*** Data records

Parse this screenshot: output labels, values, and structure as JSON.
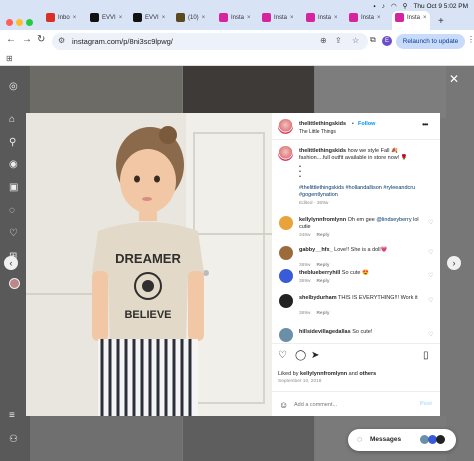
{
  "browser": {
    "tabs": [
      {
        "label": "Inbo",
        "color": "#d93025"
      },
      {
        "label": "EVVI",
        "color": "#111111"
      },
      {
        "label": "EVVI",
        "color": "#111111"
      },
      {
        "label": "(10)",
        "color": "#5b4a1e"
      },
      {
        "label": "Insta",
        "color": "#d6249f"
      },
      {
        "label": "Insta",
        "color": "#d6249f"
      },
      {
        "label": "Insta",
        "color": "#d6249f"
      },
      {
        "label": "Insta",
        "color": "#d6249f"
      },
      {
        "label": "Insta",
        "color": "#d6249f"
      }
    ],
    "clock": "Thu Oct 9  5:02 PM",
    "url": "instagram.com/p/8ni3sc9lpwg/",
    "profile_initial": "E",
    "relaunch_label": "Relaunch to update"
  },
  "post": {
    "username": "thelittlethingskids",
    "follow_label": "Follow",
    "dot": "•",
    "subtitle": "The Little Things",
    "caption": "how we style Fall 🍂 fashion....full outfit available in store now! 🌹",
    "dots": "•\n•\n•",
    "hashtags": "#thelittlethingskids #hollandallison #ryleeandcru #gogentlynation",
    "edited": "Edited · 369w",
    "comments": [
      {
        "user": "kellylynnfromlynn",
        "text": "Oh em gee",
        "mention": "@lindseyberry",
        "text2": "lol cutie",
        "time": "348w",
        "reply": "Reply",
        "color": "#e8a33a"
      },
      {
        "user": "gabby__hfx_",
        "text": "Love!! She is a doll💗",
        "time": "369w",
        "reply": "Reply",
        "color": "#9c6b3c"
      },
      {
        "user": "theblueberryhill",
        "text": "So cute 😍",
        "time": "369w",
        "reply": "Reply",
        "color": "#3a5bd9"
      },
      {
        "user": "shelbydurham",
        "text": "THIS IS EVERYTHING!!! Work it",
        "time": "369w",
        "reply": "Reply",
        "color": "#222222"
      },
      {
        "user": "hillsidevillagedallas",
        "text": "So cute!",
        "time": "",
        "reply": "",
        "color": "#6b8fa8"
      }
    ],
    "liked_by_prefix": "Liked by",
    "liked_by_user": "kellylynnfromlynn",
    "liked_by_and": "and",
    "liked_by_others": "others",
    "date": "September 10, 2018",
    "add_comment_placeholder": "Add a comment...",
    "post_label": "Post"
  },
  "shirt_text": {
    "top": "DREAMER",
    "bottom": "BELIEVE"
  },
  "messages": {
    "label": "Messages"
  }
}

******

Restate the whole listing above exactly, please, omitting every image.

* **Response to this task**
Parse this screenshot: output labels, values, and structure as JSON.
{
  "browser": {
    "tabs": [
      {
        "label": "Inbo",
        "color": "#d93025"
      },
      {
        "label": "EVVI",
        "color": "#111111"
      },
      {
        "label": "EVVI",
        "color": "#111111"
      },
      {
        "label": "(10)",
        "color": "#5b4a1e"
      },
      {
        "label": "Insta",
        "color": "#d6249f"
      },
      {
        "label": "Insta",
        "color": "#d6249f"
      },
      {
        "label": "Insta",
        "color": "#d6249f"
      },
      {
        "label": "Insta",
        "color": "#d6249f"
      },
      {
        "label": "Insta",
        "color": "#d6249f"
      }
    ],
    "clock": "Thu Oct 9  5:02 PM",
    "url": "instagram.com/p/8ni3sc9lpwg/",
    "profile_initial": "E",
    "relaunch_label": "Relaunch to update"
  },
  "post": {
    "username": "thelittlethingskids",
    "follow_label": "Follow",
    "dot": "•",
    "subtitle": "The Little Things",
    "caption": "how we style Fall 🍂 fashion....full outfit available in store now! 🌹",
    "dots": "•\n•\n•",
    "hashtags": "#thelittlethingskids #hollandallison #ryleeandcru #gogentlynation",
    "edited": "Edited · 369w",
    "comments": [
      {
        "user": "kellylynnfromlynn",
        "text": "Oh em gee",
        "mention": "@lindseyberry",
        "text2": "lol cutie",
        "time": "348w",
        "reply": "Reply",
        "color": "#e8a33a"
      },
      {
        "user": "gabby__hfx_",
        "text": "Love!! She is a doll💗",
        "time": "369w",
        "reply": "Reply",
        "color": "#9c6b3c"
      },
      {
        "user": "theblueberryhill",
        "text": "So cute 😍",
        "time": "369w",
        "reply": "Reply",
        "color": "#3a5bd9"
      },
      {
        "user": "shelbydurham",
        "text": "THIS IS EVERYTHING!!! Work it",
        "time": "369w",
        "reply": "Reply",
        "color": "#222222"
      },
      {
        "user": "hillsidevillagedallas",
        "text": "So cute!",
        "time": "",
        "reply": "",
        "color": "#6b8fa8"
      }
    ],
    "liked_by_prefix": "Liked by",
    "liked_by_user": "kellylynnfromlynn",
    "liked_by_and": "and",
    "liked_by_others": "others",
    "date": "September 10, 2018",
    "add_comment_placeholder": "Add a comment...",
    "post_label": "Post"
  },
  "shirt_text": {
    "top": "DREAMER",
    "bottom": "BELIEVE"
  },
  "messages": {
    "label": "Messages"
  }
}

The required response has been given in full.